What you have to do:
Sift the material for lines containing "политики", and return them.

Record set:
★ ★ ★ ★ ★

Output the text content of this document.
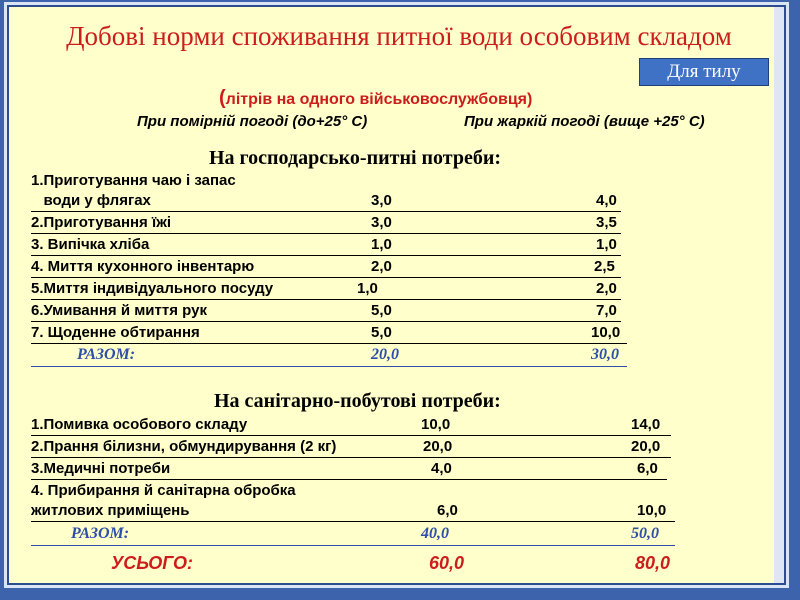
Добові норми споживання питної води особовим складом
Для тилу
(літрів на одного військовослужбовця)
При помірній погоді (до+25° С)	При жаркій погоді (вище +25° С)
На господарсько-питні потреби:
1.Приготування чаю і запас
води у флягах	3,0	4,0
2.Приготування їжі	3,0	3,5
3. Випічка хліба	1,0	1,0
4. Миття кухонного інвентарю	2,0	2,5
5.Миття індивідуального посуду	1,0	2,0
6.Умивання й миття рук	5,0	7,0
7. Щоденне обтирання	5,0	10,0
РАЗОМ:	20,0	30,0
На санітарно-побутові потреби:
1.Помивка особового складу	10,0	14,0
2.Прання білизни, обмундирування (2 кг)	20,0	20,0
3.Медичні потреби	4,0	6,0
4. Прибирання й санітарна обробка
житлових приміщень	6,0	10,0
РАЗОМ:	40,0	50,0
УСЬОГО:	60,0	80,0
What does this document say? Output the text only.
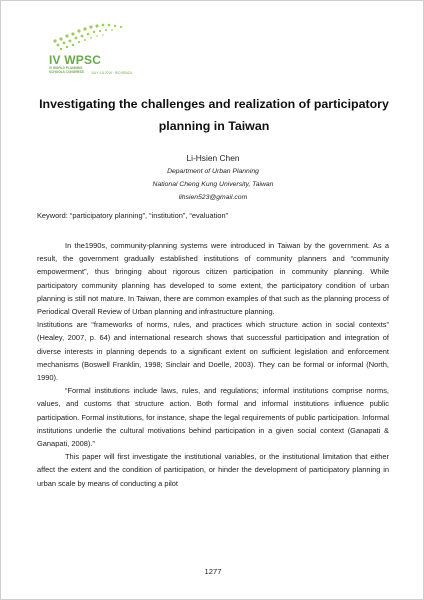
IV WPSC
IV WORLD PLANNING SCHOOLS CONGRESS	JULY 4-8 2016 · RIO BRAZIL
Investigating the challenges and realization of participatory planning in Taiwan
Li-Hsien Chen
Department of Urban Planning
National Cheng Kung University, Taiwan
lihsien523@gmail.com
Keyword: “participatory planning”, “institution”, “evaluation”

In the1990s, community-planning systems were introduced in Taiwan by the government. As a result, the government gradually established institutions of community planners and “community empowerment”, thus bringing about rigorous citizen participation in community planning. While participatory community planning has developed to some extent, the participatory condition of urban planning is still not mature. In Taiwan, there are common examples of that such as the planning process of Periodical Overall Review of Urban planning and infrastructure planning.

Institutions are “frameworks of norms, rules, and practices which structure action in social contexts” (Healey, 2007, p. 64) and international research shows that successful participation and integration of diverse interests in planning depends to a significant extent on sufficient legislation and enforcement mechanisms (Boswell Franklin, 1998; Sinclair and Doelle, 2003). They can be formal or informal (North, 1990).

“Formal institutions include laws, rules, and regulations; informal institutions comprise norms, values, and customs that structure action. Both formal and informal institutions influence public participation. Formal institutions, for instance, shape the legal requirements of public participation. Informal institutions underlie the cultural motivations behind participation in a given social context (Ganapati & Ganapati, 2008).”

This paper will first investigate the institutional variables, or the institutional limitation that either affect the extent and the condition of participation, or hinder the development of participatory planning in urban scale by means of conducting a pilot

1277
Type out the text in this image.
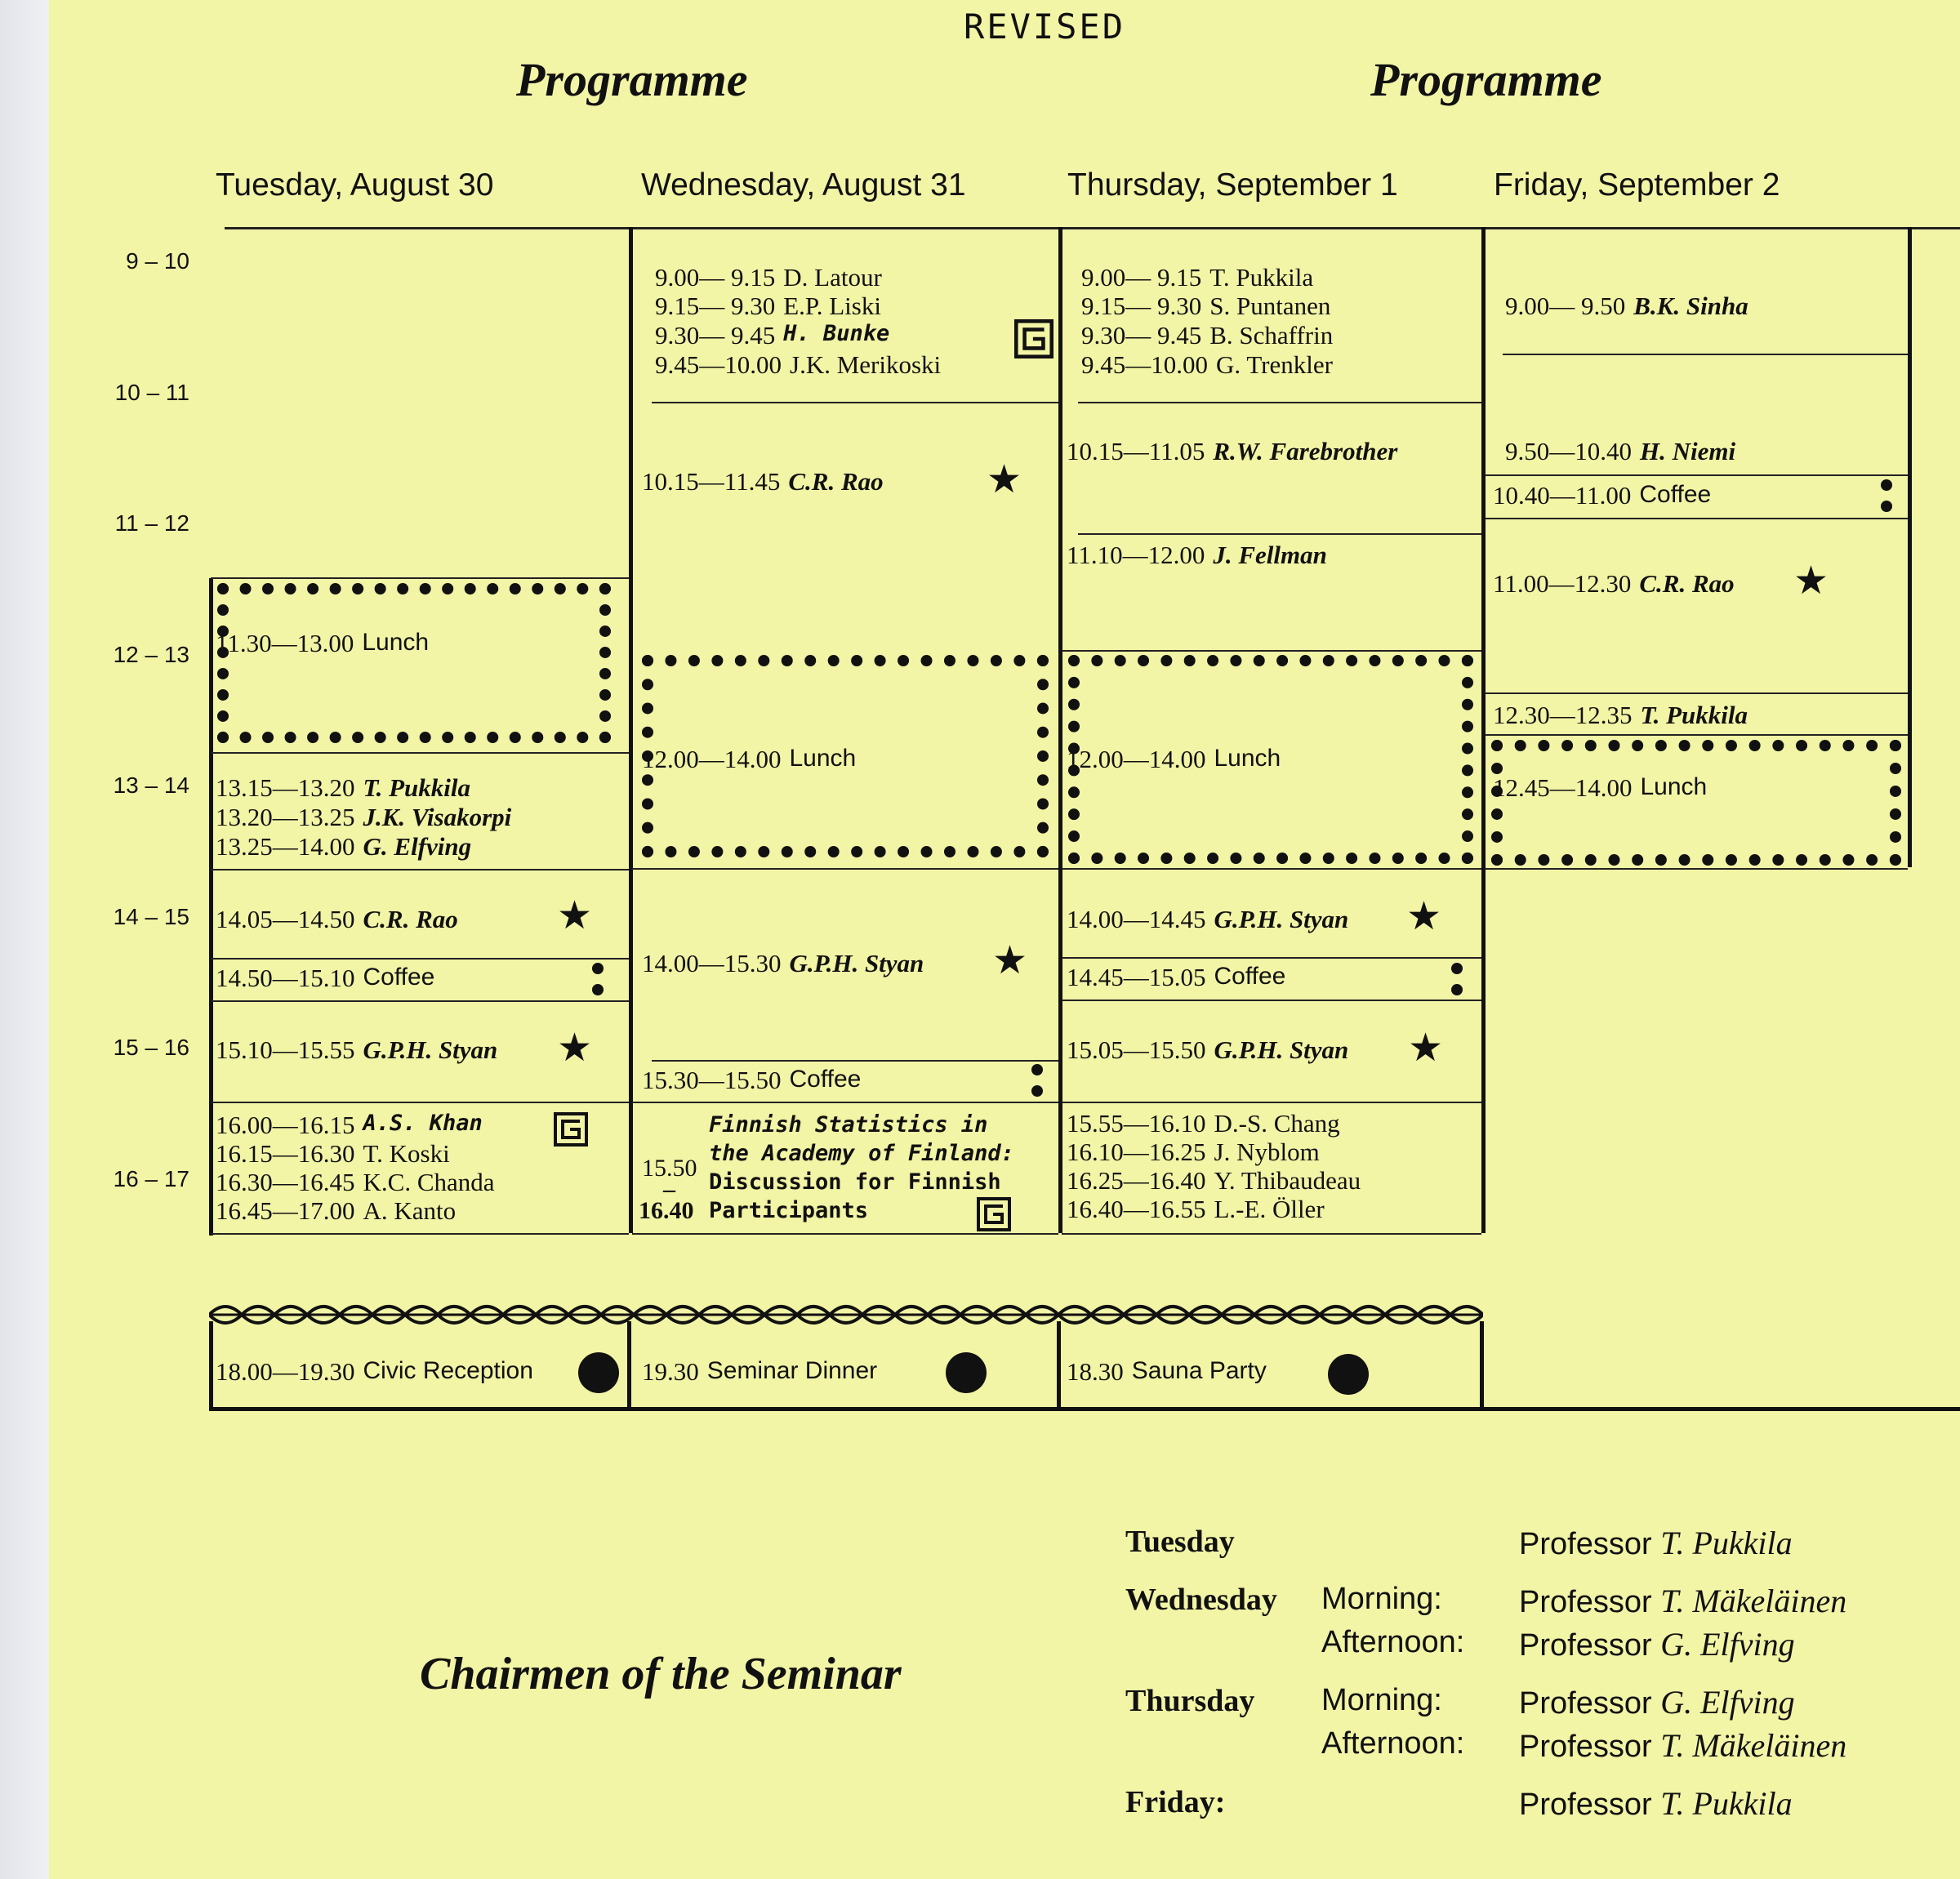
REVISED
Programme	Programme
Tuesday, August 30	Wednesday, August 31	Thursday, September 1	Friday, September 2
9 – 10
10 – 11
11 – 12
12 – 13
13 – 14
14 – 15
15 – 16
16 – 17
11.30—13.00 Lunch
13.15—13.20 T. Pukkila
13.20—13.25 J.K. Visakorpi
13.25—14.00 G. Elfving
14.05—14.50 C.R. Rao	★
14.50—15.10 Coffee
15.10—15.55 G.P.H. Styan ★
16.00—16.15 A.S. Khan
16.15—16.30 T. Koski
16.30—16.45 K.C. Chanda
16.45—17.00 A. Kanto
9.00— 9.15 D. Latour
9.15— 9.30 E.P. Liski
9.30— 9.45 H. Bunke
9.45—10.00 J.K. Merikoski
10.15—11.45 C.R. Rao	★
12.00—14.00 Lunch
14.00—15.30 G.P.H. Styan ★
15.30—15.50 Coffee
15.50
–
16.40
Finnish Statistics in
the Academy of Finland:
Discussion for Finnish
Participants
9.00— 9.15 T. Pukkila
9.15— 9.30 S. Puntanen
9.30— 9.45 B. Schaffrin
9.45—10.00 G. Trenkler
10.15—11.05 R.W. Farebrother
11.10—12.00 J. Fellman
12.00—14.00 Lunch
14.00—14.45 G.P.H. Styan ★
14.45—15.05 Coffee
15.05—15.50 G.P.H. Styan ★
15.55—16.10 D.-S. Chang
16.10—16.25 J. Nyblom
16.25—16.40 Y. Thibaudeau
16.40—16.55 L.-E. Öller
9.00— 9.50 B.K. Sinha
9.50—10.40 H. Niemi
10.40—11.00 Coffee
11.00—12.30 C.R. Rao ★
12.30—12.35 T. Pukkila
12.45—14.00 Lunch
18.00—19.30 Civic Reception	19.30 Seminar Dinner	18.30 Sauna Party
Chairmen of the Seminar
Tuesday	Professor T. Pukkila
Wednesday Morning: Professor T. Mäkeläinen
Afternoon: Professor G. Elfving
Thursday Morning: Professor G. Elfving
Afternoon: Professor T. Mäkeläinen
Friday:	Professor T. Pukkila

★ ★ ★ ★ ★

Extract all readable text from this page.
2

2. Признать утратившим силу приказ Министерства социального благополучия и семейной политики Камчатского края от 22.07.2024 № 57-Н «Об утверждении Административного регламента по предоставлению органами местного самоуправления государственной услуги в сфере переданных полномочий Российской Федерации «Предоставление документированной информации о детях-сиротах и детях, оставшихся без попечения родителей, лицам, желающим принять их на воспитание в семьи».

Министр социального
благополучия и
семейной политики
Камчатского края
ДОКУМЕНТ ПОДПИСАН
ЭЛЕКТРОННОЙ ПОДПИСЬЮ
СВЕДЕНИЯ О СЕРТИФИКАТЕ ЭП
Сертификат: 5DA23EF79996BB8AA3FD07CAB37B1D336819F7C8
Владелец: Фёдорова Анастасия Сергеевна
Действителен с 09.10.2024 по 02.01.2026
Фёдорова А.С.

★ ★ ★ ★ ★

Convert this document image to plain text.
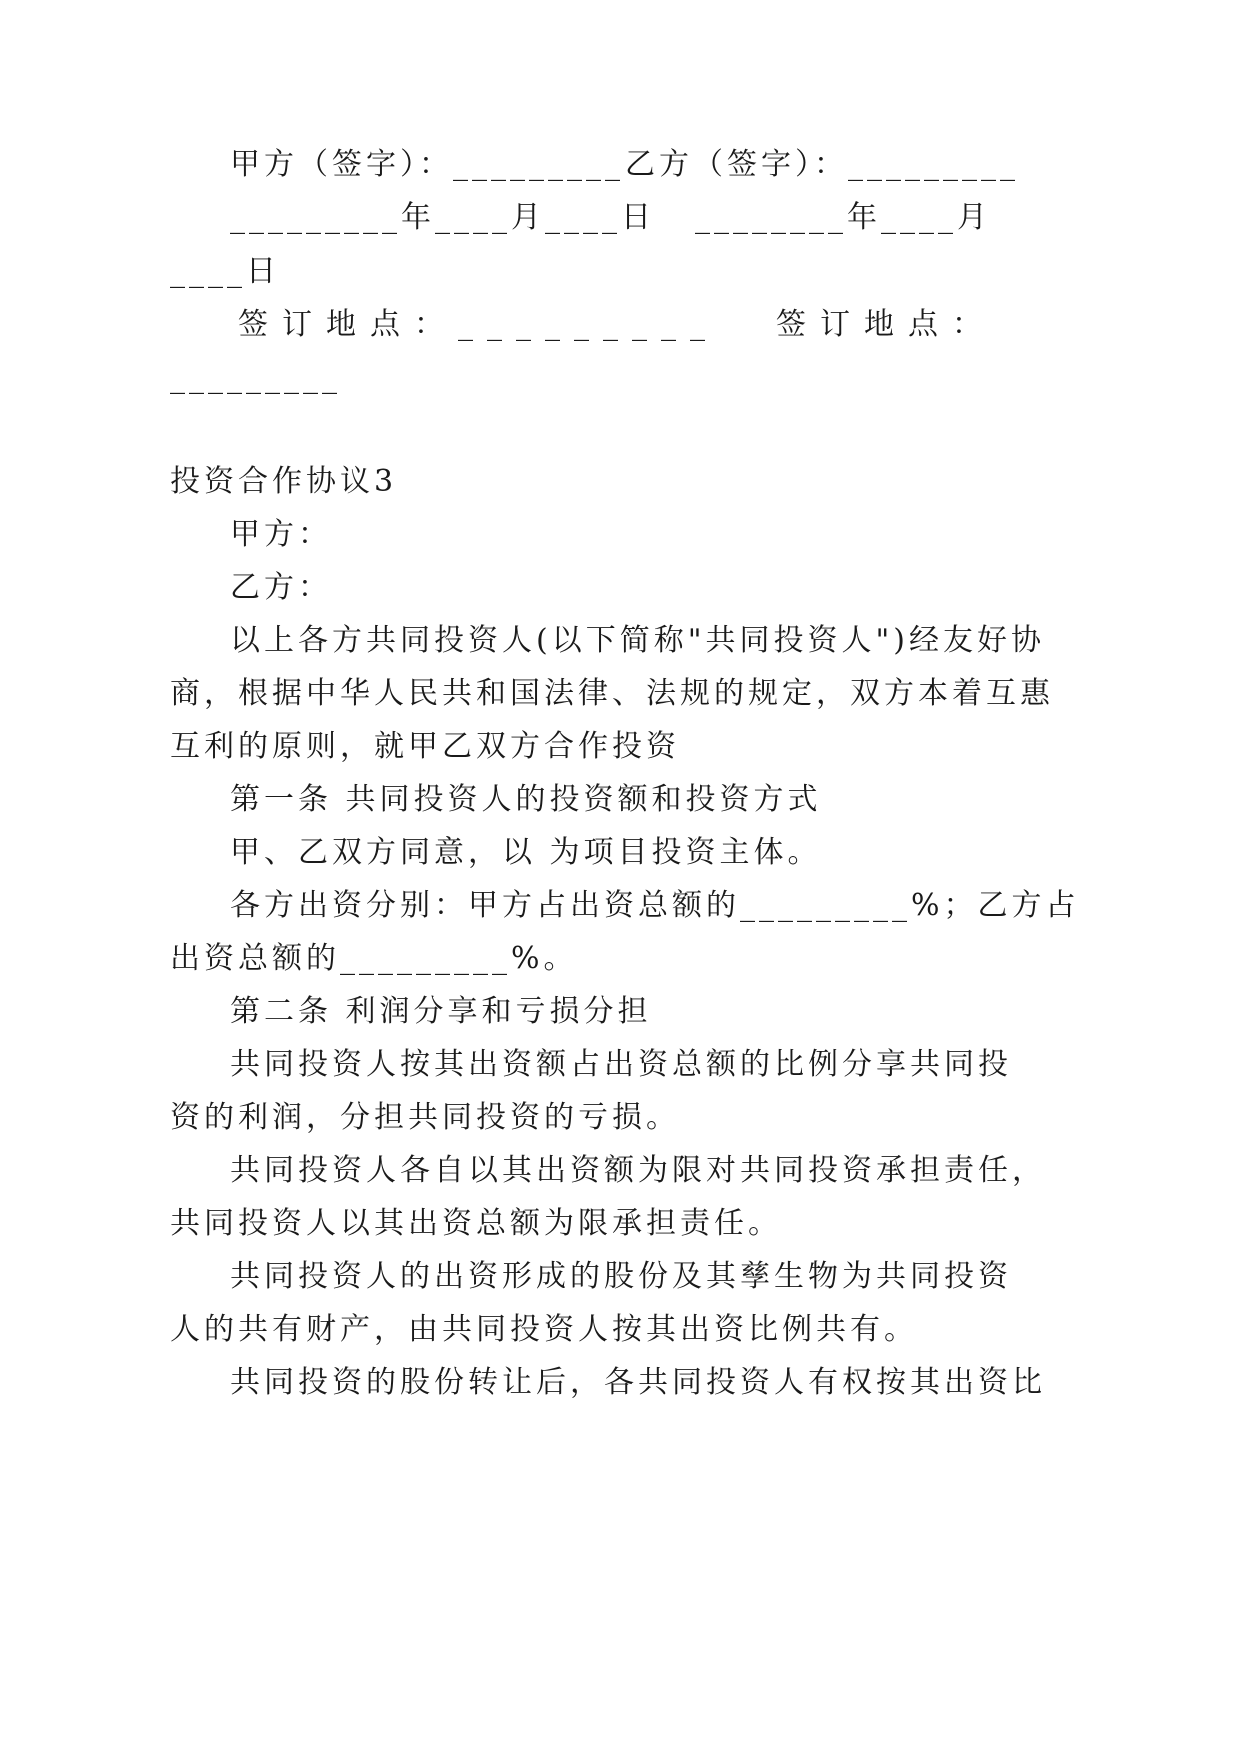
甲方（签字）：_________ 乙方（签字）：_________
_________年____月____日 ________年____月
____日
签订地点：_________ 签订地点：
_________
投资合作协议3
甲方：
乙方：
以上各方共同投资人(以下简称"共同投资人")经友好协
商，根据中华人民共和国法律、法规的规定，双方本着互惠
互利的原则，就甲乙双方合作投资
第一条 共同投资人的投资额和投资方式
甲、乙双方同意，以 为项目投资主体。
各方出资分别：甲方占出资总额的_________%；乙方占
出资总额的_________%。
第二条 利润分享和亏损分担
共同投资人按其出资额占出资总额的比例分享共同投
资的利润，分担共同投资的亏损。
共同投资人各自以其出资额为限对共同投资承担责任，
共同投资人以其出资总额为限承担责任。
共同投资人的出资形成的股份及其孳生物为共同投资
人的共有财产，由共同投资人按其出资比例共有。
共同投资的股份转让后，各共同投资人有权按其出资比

★ ★ ★ ★ ★

Exercise result:
2. Признать утратившим силу приказ Министерства социального благополучия и семейной политики Камчатского края от 22.07.2024 № 57-Н «Об утверждении Административного регламента по предоставлению органами местного самоуправления государственной услуги в сфере переданных полномочий Российской Федерации «Предоставление документированной информации о детях-сиротах и детях, оставшихся без попечения родителей, лицам, желающим принять их на воспитание в семьи».
семейной политики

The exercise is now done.